■ **Exercise aim**: From the listing below, return each line that includes "Capitolo".

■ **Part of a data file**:
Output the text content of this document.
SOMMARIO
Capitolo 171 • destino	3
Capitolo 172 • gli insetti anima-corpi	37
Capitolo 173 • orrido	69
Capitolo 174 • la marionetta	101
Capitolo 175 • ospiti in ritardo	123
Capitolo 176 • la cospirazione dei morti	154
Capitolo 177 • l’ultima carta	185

■ **Result of this exercise**:
Capitolo 171 • destino	3
Capitolo 172 • gli insetti anima-corpi	37
Capitolo 173 • orrido	69
Capitolo 174 • la marionetta	101
Capitolo 175 • ospiti in ritardo	123
Capitolo 176 • la cospirazione dei morti	154
Capitolo 177 • l’ultima carta	185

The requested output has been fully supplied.